Exercise details: The answer is one number: how many lines in the data below hold "поместите".

· · · · ·

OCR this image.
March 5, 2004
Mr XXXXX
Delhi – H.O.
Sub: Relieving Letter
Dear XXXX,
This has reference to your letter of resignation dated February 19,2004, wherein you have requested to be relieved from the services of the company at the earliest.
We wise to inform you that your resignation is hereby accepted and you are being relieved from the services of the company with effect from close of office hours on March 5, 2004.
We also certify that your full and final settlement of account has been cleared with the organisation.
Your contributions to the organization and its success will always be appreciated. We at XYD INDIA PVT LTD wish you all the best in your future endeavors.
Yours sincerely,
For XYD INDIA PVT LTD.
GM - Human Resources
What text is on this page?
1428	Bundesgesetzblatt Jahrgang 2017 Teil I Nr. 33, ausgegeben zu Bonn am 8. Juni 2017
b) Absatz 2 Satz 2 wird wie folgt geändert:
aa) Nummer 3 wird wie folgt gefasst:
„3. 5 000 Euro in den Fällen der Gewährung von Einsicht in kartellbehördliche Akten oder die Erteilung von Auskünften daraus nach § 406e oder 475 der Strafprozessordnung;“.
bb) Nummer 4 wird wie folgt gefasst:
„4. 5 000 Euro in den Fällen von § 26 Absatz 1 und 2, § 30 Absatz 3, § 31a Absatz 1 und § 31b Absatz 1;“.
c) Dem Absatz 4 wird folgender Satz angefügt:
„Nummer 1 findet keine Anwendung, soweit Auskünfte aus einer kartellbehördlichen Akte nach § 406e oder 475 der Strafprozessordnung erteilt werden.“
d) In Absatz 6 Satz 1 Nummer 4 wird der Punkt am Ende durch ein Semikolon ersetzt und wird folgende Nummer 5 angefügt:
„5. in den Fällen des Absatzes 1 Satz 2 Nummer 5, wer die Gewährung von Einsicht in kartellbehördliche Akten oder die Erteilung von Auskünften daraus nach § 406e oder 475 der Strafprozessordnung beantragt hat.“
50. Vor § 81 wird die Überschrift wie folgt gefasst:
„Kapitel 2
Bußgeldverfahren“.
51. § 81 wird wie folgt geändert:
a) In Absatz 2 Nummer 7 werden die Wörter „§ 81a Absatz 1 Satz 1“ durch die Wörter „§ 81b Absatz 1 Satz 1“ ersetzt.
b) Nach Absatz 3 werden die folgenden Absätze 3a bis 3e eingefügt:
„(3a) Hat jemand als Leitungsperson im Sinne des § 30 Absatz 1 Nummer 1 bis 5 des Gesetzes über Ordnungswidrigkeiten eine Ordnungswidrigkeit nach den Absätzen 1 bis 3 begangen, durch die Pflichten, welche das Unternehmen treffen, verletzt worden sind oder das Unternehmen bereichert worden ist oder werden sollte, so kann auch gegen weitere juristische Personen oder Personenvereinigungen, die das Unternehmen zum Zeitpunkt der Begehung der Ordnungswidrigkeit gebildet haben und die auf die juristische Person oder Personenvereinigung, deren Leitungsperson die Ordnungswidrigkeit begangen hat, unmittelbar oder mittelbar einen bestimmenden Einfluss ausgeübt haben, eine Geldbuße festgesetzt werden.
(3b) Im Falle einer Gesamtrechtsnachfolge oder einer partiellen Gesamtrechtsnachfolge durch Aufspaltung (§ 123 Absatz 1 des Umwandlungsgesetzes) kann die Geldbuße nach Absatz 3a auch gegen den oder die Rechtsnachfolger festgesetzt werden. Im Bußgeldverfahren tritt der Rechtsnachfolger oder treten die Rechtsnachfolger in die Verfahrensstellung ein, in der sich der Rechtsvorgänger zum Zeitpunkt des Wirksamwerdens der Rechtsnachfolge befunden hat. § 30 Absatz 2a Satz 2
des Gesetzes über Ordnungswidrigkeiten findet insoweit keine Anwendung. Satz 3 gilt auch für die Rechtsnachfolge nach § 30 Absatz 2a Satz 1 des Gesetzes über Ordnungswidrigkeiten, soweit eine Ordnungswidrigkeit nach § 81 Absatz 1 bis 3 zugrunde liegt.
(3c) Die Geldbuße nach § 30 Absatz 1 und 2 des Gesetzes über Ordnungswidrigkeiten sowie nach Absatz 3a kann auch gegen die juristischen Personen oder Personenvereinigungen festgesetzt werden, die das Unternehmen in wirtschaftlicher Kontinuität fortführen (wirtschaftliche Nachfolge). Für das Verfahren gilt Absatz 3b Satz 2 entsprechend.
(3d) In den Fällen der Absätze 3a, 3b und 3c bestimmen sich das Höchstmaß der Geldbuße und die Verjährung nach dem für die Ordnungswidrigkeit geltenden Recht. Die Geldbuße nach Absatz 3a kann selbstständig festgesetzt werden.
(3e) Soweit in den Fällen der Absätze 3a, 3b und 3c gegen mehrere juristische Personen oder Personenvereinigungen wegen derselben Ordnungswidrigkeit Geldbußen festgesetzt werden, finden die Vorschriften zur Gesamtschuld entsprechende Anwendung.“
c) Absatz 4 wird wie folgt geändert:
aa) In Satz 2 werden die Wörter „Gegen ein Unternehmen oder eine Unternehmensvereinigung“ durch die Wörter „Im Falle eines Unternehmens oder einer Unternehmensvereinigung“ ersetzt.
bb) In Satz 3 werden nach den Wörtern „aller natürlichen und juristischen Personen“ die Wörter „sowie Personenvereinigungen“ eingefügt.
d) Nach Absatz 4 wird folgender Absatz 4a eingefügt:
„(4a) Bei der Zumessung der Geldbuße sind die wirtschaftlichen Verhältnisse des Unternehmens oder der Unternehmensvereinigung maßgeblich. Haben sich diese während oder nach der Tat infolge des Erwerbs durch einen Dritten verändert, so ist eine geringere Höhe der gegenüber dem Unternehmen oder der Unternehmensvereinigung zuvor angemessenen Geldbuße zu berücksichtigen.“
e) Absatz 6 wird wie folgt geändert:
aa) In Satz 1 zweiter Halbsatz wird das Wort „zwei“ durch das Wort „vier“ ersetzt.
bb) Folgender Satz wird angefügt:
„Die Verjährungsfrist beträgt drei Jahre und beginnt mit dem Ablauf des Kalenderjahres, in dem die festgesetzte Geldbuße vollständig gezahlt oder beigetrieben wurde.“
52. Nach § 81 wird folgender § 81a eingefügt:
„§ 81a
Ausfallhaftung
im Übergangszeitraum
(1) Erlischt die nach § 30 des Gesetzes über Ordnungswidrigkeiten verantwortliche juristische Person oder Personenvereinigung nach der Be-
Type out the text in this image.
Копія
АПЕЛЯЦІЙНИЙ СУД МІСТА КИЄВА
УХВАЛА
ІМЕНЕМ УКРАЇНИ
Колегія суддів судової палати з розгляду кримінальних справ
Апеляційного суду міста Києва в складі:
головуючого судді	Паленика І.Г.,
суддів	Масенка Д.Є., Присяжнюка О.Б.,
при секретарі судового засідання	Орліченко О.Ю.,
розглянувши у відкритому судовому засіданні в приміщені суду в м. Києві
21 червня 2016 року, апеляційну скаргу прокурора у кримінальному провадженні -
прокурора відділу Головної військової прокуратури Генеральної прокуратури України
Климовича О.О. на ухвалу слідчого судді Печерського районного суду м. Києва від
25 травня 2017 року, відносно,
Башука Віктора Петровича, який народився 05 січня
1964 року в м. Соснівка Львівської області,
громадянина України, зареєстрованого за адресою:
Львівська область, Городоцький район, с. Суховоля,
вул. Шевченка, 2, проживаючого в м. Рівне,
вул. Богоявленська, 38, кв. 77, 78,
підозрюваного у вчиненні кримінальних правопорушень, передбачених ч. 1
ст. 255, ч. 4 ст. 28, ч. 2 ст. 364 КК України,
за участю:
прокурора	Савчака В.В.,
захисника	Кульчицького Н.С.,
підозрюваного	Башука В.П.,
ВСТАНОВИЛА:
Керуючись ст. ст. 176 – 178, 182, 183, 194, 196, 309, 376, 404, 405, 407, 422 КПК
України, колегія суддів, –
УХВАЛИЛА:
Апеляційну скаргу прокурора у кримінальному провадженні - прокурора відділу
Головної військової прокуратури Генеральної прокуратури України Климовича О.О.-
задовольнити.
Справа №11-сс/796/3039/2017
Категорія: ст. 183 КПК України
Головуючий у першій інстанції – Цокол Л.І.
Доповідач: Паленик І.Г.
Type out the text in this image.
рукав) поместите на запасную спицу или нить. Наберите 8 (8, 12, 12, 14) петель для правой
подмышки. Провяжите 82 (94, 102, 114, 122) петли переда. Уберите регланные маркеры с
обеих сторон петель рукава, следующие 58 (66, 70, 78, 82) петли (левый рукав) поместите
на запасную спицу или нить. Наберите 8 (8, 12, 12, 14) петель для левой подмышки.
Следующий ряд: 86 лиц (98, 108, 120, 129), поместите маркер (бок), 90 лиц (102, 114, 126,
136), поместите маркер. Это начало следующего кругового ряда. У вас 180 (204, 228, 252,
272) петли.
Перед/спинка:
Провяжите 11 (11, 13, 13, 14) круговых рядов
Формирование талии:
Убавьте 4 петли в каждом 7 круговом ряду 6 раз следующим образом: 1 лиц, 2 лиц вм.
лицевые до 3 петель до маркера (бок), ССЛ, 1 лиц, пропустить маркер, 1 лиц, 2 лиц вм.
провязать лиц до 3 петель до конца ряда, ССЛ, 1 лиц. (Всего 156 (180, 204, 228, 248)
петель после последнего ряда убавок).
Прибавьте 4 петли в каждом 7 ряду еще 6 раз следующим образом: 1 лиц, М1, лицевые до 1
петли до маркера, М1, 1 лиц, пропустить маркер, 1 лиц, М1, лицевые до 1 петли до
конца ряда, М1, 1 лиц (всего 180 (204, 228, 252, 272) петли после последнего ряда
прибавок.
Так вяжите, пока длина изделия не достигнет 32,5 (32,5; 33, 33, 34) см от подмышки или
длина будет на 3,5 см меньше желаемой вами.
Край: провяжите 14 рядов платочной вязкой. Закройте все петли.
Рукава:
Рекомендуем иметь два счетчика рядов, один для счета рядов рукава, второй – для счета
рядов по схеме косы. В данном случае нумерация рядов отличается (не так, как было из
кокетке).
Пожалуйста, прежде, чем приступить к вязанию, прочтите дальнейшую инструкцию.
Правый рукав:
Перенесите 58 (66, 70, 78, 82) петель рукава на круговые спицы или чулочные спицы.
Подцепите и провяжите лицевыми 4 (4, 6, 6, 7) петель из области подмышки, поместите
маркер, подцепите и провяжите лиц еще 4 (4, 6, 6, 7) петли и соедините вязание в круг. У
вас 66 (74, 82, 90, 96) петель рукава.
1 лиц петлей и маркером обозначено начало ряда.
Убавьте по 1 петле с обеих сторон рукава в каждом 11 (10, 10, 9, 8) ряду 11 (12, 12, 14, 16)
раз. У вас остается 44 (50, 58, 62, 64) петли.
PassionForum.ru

· · · · ·

In response: 5